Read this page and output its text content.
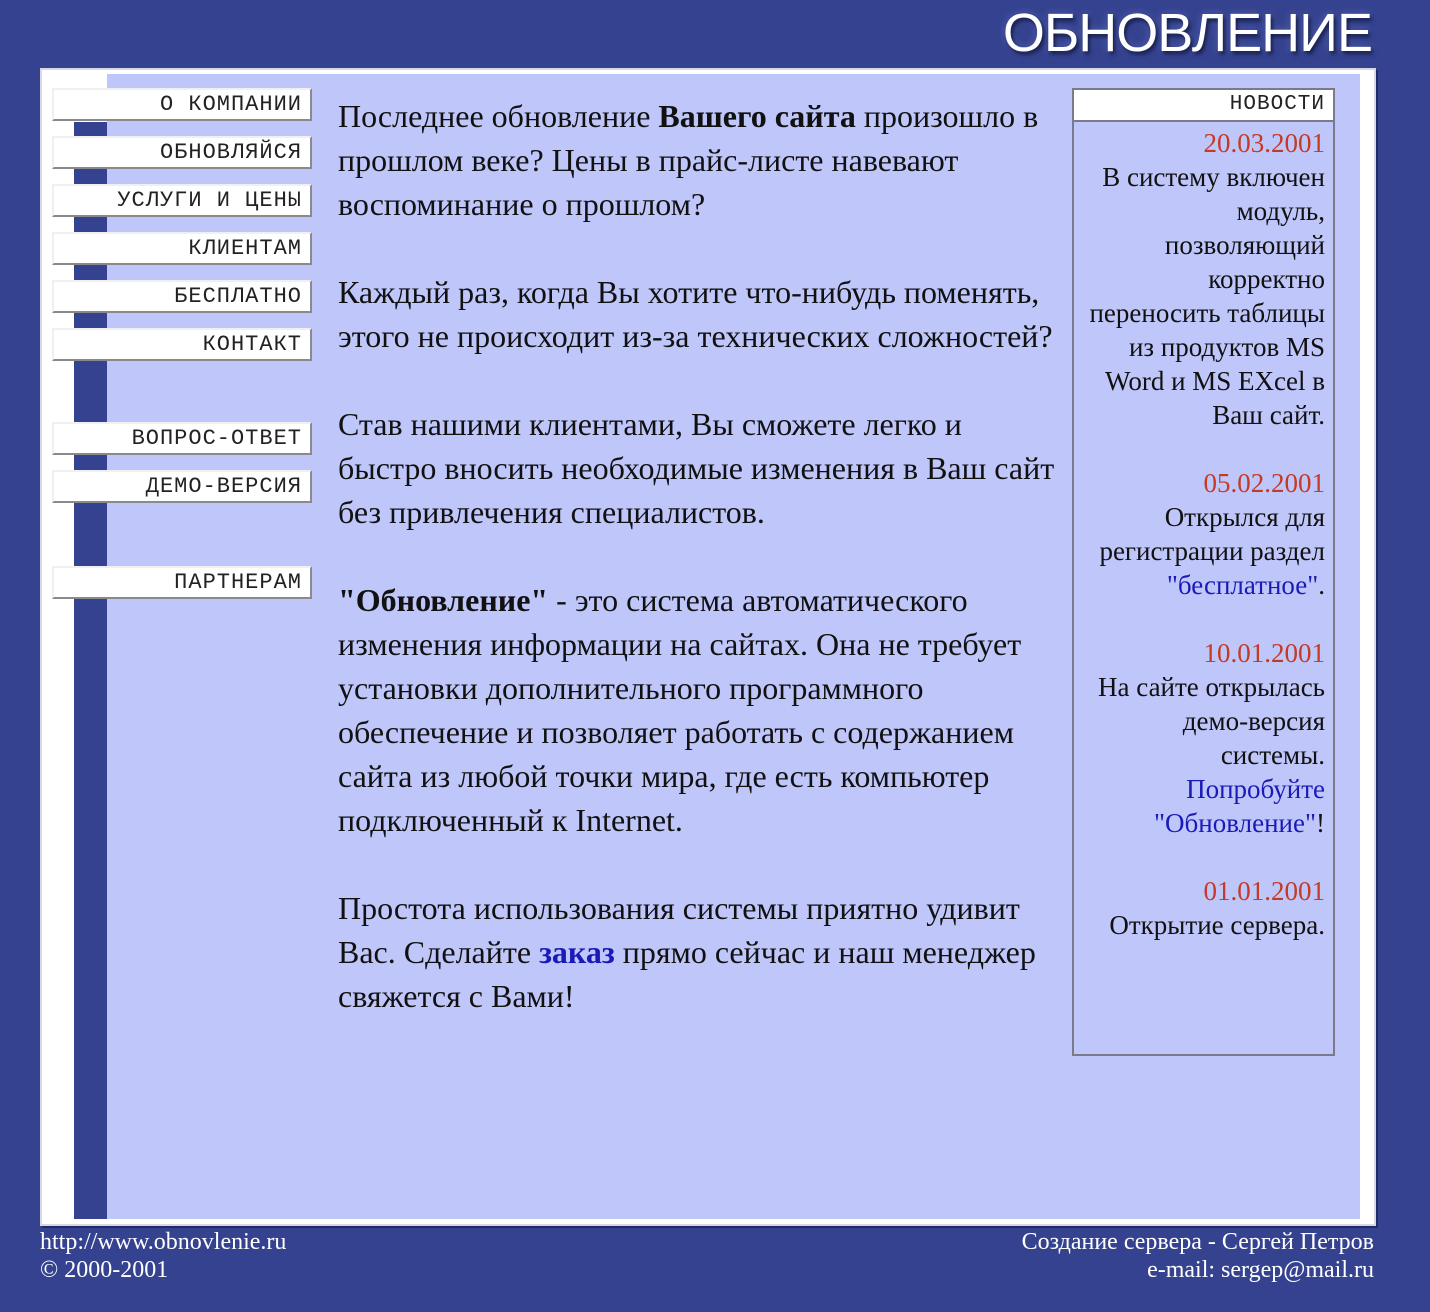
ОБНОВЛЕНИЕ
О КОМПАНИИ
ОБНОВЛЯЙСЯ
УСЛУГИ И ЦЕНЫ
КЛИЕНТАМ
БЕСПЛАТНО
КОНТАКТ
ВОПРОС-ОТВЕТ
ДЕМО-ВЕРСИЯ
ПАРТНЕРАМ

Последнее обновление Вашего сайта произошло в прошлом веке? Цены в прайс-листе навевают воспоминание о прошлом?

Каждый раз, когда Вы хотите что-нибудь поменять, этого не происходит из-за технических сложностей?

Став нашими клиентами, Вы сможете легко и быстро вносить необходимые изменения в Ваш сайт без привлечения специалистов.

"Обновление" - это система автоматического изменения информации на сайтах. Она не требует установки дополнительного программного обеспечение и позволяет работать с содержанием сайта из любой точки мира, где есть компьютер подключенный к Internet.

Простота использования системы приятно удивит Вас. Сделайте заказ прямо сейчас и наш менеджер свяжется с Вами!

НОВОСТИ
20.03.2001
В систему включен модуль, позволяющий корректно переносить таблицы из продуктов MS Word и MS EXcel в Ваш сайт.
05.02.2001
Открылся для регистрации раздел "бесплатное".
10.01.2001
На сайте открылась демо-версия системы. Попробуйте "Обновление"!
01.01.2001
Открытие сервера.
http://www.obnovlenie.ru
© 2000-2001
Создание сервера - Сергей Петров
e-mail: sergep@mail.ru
...
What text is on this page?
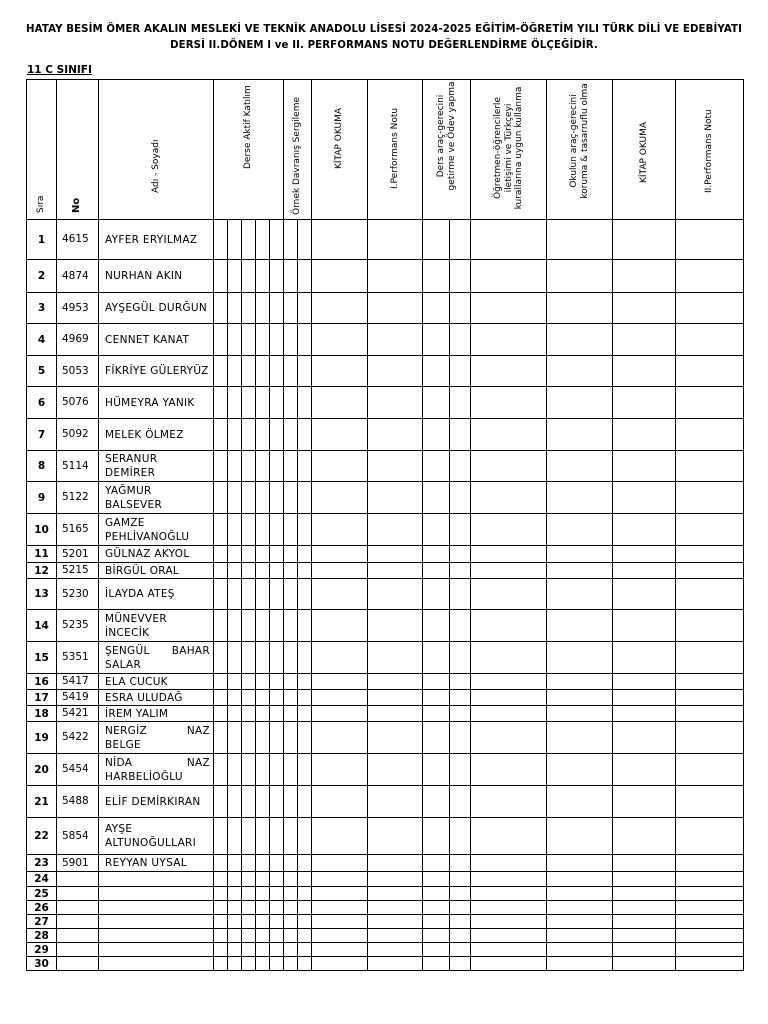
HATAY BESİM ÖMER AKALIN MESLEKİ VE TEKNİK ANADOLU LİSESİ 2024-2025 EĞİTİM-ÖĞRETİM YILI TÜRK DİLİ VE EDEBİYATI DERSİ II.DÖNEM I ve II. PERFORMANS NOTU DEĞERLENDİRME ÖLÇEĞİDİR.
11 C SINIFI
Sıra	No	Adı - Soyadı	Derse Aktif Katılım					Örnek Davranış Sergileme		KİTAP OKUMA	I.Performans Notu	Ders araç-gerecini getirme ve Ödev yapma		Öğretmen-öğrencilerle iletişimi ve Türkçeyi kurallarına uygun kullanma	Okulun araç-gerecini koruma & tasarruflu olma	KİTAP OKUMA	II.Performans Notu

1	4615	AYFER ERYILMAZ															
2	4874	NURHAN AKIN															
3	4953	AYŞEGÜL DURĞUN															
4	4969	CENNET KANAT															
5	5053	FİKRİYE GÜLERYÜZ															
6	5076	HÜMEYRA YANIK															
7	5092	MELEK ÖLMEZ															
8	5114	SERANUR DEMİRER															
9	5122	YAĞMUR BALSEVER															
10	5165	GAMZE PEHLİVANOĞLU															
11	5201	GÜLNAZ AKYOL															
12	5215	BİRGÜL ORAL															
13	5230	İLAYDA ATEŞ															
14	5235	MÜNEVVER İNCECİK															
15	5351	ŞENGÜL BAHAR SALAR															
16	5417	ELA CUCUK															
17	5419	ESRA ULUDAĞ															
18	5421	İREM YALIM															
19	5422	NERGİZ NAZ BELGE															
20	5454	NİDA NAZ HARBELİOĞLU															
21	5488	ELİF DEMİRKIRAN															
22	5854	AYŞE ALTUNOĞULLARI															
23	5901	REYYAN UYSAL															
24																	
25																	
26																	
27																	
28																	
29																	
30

__Request__:
From the data above, copy each line where the string "page" appears.

__Task answer__:
Read this page and output its text content.
What text is on this page?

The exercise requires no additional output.